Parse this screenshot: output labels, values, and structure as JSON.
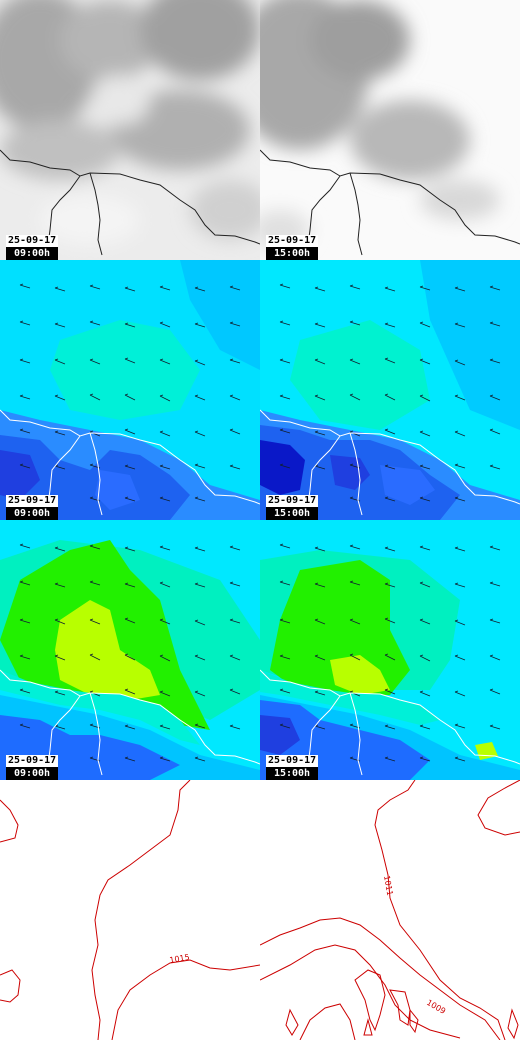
{
  "panels": [
    {
      "date": "25-09-17",
      "time": "09:00h"
    },
    {
      "date": "25-09-17",
      "time": "15:00h"
    },
    {
      "date": "25-09-17",
      "time": "09:00h"
    },
    {
      "date": "25-09-17",
      "time": "15:00h"
    },
    {
      "date": "25-09-17",
      "time": "09:00h"
    },
    {
      "date": "25-09-17",
      "time": "15:00h"
    }
  ],
  "pressure": {
    "left_label": "1015",
    "right_labels": [
      "1011",
      "1009"
    ]
  },
  "colors": {
    "cloud_light": "#f2f2f2",
    "cloud_dark": "#9c9c9c",
    "humidity_cyan": "#00e5ff",
    "humidity_blue": "#1e7cff",
    "humidity_dark": "#0015c8",
    "temp_green": "#22f000",
    "temp_yellow": "#b8ff00",
    "isobar": "#cc0000"
  },
  "icons": [
    "coastline-icon",
    "wind-arrow-icon"
  ]
}
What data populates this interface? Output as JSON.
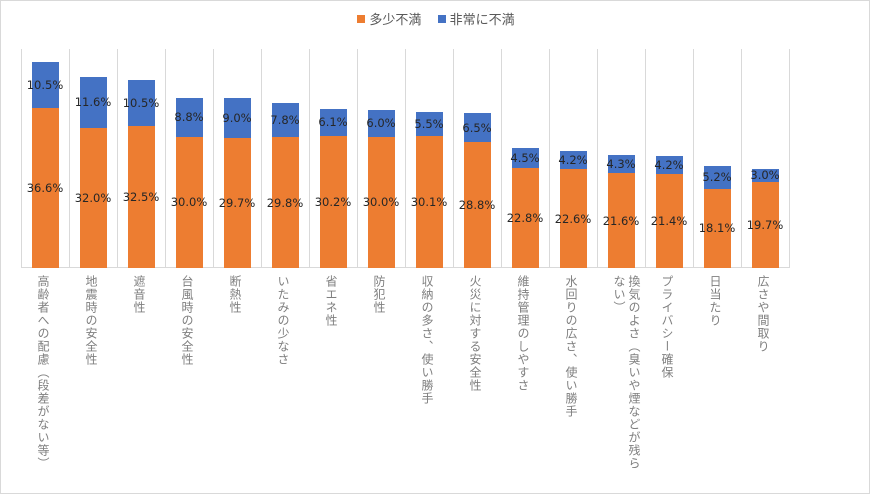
{
  "legend": [
    {
      "label": "多少不満",
      "color": "#ed7d31"
    },
    {
      "label": "非常に不満",
      "color": "#4472c4"
    }
  ],
  "chart_data": {
    "type": "bar",
    "stacked": true,
    "title": "",
    "xlabel": "",
    "ylabel": "",
    "ylim": [
      0,
      50
    ],
    "grid": "vertical category gridlines",
    "legend_position": "top",
    "categories": [
      "高齢者への配慮（段差がない等）",
      "地震時の安全性",
      "遮音性",
      "台風時の安全性",
      "断熱性",
      "いたみの少なさ",
      "省エネ性",
      "防犯性",
      "収納の多さ、使い勝手",
      "火災に対する安全性",
      "維持管理のしやすさ",
      "水回りの広さ、使い勝手",
      "換気のよさ（臭いや煙などが残らない）",
      "プライバシー確保",
      "日当たり",
      "広さや間取り"
    ],
    "series": [
      {
        "name": "多少不満",
        "color": "#ed7d31",
        "values": [
          36.6,
          32.0,
          32.5,
          30.0,
          29.7,
          29.8,
          30.2,
          30.0,
          30.1,
          28.8,
          22.8,
          22.6,
          21.6,
          21.4,
          18.1,
          19.7
        ],
        "labels": [
          "36.6%",
          "32.0%",
          "32.5%",
          "30.0%",
          "29.7%",
          "29.8%",
          "30.2%",
          "30.0%",
          "30.1%",
          "28.8%",
          "22.8%",
          "22.6%",
          "21.6%",
          "21.4%",
          "18.1%",
          "19.7%"
        ]
      },
      {
        "name": "非常に不満",
        "color": "#4472c4",
        "values": [
          10.5,
          11.6,
          10.5,
          8.8,
          9.0,
          7.8,
          6.1,
          6.0,
          5.5,
          6.5,
          4.5,
          4.2,
          4.3,
          4.2,
          5.2,
          3.0
        ],
        "labels": [
          "10.5%",
          "11.6%",
          "10.5%",
          "8.8%",
          "9.0%",
          "7.8%",
          "6.1%",
          "6.0%",
          "5.5%",
          "6.5%",
          "4.5%",
          "4.2%",
          "4.3%",
          "4.2%",
          "5.2%",
          "3.0%"
        ]
      }
    ]
  }
}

________________________________________

Pictures are excluded; repeat every record exactly.

Parse this screenshot: output labels, values, and structure as JSON.
{
  "panels": [
    {
      "date": "25-09-17",
      "time": "09:00h"
    },
    {
      "date": "25-09-17",
      "time": "15:00h"
    },
    {
      "date": "25-09-17",
      "time": "09:00h"
    },
    {
      "date": "25-09-17",
      "time": "15:00h"
    },
    {
      "date": "25-09-17",
      "time": "09:00h"
    },
    {
      "date": "25-09-17",
      "time": "15:00h"
    }
  ],
  "pressure": {
    "left_label": "1015",
    "right_labels": [
      "1011",
      "1009"
    ]
  },
  "colors": {
    "cloud_light": "#f2f2f2",
    "cloud_dark": "#9c9c9c",
    "humidity_cyan": "#00e5ff",
    "humidity_blue": "#1e7cff",
    "humidity_dark": "#0015c8",
    "temp_green": "#22f000",
    "temp_yellow": "#b8ff00",
    "isobar": "#cc0000"
  },
  "icons": [
    "coastline-icon",
    "wind-arrow-icon"
  ]
}
What data populates this interface? Output as JSON.
{
  "legend": [
    {
      "label": "多少不満",
      "color": "#ed7d31"
    },
    {
      "label": "非常に不満",
      "color": "#4472c4"
    }
  ],
  "chart_data": {
    "type": "bar",
    "stacked": true,
    "title": "",
    "xlabel": "",
    "ylabel": "",
    "ylim": [
      0,
      50
    ],
    "grid": "vertical category gridlines",
    "legend_position": "top",
    "categories": [
      "高齢者への配慮（段差がない等）",
      "地震時の安全性",
      "遮音性",
      "台風時の安全性",
      "断熱性",
      "いたみの少なさ",
      "省エネ性",
      "防犯性",
      "収納の多さ、使い勝手",
      "火災に対する安全性",
      "維持管理のしやすさ",
      "水回りの広さ、使い勝手",
      "換気のよさ（臭いや煙などが残らない）",
      "プライバシー確保",
      "日当たり",
      "広さや間取り"
    ],
    "series": [
      {
        "name": "多少不満",
        "color": "#ed7d31",
        "values": [
          36.6,
          32.0,
          32.5,
          30.0,
          29.7,
          29.8,
          30.2,
          30.0,
          30.1,
          28.8,
          22.8,
          22.6,
          21.6,
          21.4,
          18.1,
          19.7
        ],
        "labels": [
          "36.6%",
          "32.0%",
          "32.5%",
          "30.0%",
          "29.7%",
          "29.8%",
          "30.2%",
          "30.0%",
          "30.1%",
          "28.8%",
          "22.8%",
          "22.6%",
          "21.6%",
          "21.4%",
          "18.1%",
          "19.7%"
        ]
      },
      {
        "name": "非常に不満",
        "color": "#4472c4",
        "values": [
          10.5,
          11.6,
          10.5,
          8.8,
          9.0,
          7.8,
          6.1,
          6.0,
          5.5,
          6.5,
          4.5,
          4.2,
          4.3,
          4.2,
          5.2,
          3.0
        ],
        "labels": [
          "10.5%",
          "11.6%",
          "10.5%",
          "8.8%",
          "9.0%",
          "7.8%",
          "6.1%",
          "6.0%",
          "5.5%",
          "6.5%",
          "4.5%",
          "4.2%",
          "4.3%",
          "4.2%",
          "5.2%",
          "3.0%"
        ]
      }
    ]
  }
}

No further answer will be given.